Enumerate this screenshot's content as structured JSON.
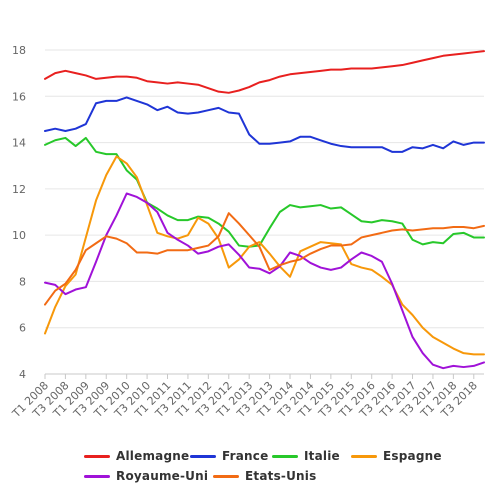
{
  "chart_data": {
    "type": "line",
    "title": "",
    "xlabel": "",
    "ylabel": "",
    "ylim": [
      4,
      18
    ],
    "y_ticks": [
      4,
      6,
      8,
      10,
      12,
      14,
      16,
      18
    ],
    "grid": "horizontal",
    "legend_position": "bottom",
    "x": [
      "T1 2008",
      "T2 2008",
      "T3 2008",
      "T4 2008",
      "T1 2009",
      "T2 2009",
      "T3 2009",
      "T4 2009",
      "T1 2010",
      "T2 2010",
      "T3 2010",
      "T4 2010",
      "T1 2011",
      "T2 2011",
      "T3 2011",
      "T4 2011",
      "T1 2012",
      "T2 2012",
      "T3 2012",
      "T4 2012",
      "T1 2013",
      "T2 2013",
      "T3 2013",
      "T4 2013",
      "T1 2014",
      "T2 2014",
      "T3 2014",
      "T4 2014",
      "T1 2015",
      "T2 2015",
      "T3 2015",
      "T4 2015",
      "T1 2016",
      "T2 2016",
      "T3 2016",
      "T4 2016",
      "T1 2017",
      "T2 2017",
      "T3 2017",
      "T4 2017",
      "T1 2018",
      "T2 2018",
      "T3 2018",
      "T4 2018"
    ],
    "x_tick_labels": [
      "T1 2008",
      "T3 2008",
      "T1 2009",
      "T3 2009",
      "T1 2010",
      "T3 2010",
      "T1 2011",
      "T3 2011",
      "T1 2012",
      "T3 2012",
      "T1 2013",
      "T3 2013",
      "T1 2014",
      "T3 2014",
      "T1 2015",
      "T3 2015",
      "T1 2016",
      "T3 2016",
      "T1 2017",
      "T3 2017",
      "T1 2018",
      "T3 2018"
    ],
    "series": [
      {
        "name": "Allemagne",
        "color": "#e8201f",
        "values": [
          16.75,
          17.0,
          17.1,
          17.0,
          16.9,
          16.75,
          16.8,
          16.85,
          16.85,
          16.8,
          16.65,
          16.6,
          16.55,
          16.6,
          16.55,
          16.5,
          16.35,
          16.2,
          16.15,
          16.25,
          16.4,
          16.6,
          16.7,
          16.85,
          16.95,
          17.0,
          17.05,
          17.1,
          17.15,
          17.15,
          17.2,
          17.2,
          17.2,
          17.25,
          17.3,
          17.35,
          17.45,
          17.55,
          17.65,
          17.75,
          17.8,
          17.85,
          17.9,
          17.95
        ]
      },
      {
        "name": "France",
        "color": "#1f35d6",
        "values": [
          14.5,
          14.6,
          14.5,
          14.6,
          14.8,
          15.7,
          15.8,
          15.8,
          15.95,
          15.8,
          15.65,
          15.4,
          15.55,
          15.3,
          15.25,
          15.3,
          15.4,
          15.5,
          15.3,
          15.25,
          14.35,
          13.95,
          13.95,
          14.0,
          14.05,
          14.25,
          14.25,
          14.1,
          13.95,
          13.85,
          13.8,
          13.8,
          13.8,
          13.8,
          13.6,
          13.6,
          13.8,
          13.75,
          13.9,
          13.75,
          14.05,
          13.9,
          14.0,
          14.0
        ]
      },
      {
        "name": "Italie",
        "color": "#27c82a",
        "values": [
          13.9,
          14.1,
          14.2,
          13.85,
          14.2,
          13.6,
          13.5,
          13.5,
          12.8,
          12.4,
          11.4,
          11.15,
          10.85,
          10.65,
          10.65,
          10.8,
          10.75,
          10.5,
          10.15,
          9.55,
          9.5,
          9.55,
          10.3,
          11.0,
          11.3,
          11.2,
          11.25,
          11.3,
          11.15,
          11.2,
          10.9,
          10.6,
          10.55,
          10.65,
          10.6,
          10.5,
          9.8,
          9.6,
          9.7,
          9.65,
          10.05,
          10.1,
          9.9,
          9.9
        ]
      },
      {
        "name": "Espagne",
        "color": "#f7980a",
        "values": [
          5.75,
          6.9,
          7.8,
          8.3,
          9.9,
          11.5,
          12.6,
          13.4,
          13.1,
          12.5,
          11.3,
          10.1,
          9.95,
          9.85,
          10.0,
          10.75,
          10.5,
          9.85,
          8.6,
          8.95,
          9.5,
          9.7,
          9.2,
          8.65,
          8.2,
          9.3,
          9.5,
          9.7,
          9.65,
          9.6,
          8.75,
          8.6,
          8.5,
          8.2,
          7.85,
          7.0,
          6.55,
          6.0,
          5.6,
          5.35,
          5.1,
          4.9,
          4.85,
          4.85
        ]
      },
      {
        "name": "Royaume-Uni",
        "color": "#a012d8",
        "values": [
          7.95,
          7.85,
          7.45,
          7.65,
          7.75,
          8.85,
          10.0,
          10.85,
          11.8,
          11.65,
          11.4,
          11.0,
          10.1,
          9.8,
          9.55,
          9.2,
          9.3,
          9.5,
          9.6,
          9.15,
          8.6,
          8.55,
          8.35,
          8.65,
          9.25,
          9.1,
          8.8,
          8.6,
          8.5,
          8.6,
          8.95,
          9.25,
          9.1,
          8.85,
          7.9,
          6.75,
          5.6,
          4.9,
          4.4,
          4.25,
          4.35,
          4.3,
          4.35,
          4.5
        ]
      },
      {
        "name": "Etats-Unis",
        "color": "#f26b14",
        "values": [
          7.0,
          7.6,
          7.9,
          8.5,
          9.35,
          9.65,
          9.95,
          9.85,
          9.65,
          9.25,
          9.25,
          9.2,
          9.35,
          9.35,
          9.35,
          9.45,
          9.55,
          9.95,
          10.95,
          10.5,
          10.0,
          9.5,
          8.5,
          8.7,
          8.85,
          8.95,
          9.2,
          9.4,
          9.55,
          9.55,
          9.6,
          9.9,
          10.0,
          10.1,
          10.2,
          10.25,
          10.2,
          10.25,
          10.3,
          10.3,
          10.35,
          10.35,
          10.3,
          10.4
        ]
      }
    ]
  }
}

----------------------------------------

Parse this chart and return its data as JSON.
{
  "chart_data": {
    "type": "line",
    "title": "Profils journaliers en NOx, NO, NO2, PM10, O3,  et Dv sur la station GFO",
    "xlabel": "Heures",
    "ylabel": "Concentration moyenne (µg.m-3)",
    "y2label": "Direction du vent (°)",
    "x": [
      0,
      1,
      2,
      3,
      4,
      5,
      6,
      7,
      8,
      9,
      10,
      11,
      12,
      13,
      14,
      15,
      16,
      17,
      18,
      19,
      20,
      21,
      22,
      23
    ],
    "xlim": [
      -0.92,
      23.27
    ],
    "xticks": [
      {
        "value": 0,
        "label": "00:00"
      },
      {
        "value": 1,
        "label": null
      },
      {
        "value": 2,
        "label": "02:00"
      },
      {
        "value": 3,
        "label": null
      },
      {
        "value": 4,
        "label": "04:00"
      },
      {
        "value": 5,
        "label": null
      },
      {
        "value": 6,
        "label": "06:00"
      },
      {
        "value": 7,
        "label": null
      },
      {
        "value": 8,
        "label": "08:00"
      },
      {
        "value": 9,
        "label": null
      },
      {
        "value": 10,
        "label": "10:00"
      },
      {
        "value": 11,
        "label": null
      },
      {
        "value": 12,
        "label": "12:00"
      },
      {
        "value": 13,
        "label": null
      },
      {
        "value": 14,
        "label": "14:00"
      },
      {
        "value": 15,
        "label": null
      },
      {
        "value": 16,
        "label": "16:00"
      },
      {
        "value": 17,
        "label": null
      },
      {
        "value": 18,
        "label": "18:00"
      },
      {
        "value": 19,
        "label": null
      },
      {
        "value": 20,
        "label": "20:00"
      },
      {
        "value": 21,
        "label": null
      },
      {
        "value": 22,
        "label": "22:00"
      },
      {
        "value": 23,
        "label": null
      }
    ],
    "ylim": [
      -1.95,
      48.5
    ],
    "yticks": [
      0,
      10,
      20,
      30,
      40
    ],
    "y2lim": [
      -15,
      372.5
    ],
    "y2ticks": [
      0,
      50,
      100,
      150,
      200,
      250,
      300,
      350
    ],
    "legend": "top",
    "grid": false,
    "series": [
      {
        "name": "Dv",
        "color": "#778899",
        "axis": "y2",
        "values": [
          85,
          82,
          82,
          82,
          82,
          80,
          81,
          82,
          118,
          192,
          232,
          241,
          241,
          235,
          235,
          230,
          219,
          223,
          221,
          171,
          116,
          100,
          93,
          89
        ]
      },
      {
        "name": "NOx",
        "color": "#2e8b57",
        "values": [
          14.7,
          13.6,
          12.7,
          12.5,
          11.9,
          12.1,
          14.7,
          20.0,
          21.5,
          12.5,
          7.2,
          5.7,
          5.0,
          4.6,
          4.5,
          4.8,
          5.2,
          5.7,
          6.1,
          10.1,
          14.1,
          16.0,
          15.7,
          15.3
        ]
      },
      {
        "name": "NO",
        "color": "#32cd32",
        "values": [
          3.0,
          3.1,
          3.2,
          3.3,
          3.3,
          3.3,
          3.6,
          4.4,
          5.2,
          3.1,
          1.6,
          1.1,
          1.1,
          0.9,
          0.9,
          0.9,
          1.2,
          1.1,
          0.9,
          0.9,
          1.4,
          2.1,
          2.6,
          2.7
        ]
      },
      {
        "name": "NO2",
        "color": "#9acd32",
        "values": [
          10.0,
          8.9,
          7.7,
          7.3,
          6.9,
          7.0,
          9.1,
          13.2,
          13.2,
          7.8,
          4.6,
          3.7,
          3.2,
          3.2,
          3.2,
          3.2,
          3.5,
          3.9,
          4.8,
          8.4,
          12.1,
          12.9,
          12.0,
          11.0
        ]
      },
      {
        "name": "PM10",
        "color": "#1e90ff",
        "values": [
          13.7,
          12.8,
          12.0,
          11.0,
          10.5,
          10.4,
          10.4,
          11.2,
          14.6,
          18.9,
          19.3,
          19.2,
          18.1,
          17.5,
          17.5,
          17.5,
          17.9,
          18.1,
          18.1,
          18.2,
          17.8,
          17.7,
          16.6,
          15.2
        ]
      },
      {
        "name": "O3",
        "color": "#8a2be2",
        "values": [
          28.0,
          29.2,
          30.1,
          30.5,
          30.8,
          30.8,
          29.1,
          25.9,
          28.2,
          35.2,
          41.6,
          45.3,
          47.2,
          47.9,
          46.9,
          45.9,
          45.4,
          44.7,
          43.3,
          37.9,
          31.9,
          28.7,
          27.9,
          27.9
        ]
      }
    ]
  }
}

----------------------------------------

Instruction: Show every line from the entries above in which the word "title" appears.

Expected answer:
    "title": "",
    "title": "Profils journaliers en NOx, NO, NO2, PM10, O3,  et Dv sur la station GFO",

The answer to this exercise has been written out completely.